Rows:

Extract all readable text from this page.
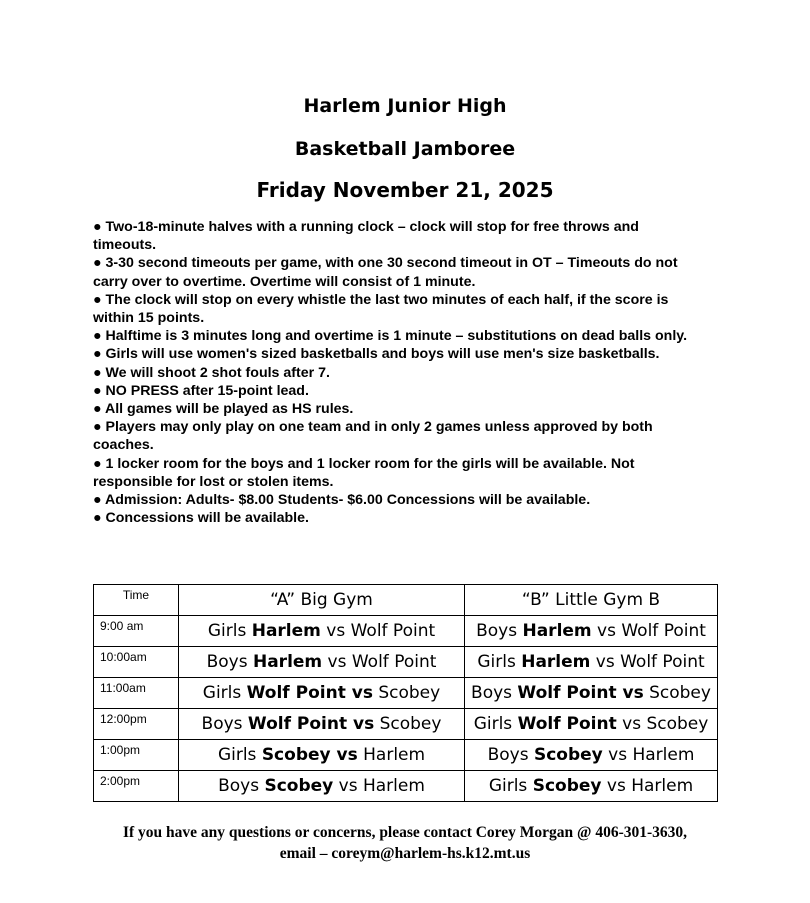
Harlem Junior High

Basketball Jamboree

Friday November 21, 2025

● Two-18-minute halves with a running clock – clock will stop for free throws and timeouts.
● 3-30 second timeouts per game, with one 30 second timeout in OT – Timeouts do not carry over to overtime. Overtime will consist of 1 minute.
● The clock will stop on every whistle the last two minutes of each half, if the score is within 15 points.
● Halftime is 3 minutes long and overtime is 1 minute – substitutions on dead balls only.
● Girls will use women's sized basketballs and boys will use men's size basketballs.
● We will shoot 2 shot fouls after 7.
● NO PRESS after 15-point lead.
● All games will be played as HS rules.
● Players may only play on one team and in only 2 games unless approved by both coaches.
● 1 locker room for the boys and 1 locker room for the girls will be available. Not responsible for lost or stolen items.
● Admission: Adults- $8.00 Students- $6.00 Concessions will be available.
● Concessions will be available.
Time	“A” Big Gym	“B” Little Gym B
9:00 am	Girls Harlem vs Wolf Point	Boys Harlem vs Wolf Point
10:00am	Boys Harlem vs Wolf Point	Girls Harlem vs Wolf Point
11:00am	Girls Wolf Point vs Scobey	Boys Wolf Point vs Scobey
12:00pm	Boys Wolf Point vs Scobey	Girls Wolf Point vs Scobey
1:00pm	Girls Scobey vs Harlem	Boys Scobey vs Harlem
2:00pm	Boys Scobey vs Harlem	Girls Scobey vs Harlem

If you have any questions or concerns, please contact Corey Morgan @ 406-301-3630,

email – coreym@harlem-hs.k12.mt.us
==
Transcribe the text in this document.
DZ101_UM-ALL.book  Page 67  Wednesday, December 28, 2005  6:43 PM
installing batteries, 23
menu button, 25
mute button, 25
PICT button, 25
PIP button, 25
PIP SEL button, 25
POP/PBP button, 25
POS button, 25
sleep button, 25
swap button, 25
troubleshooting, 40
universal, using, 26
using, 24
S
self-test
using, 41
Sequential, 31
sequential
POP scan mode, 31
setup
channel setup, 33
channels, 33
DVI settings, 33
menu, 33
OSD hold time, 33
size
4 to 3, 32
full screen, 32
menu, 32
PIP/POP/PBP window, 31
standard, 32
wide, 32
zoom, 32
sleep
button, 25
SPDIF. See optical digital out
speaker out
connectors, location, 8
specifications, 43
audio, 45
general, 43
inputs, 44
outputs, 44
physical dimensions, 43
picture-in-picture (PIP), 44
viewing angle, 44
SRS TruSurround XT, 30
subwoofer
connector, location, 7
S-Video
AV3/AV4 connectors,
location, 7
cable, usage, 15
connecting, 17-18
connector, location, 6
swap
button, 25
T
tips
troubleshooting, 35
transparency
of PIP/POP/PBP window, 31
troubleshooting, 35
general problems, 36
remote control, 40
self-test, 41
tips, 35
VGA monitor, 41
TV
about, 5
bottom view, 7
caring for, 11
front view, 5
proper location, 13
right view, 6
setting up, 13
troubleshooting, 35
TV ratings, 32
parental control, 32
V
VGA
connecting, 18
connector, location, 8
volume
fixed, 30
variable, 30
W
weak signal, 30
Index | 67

Exercise details: Isolate the lines above that contain the word "clock" and copy them.

Answer:
● Two-18-minute halves with a running clock – clock will stop for free throws and timeouts.
● The clock will stop on every whistle the last two minutes of each half, if the score is within 15 points.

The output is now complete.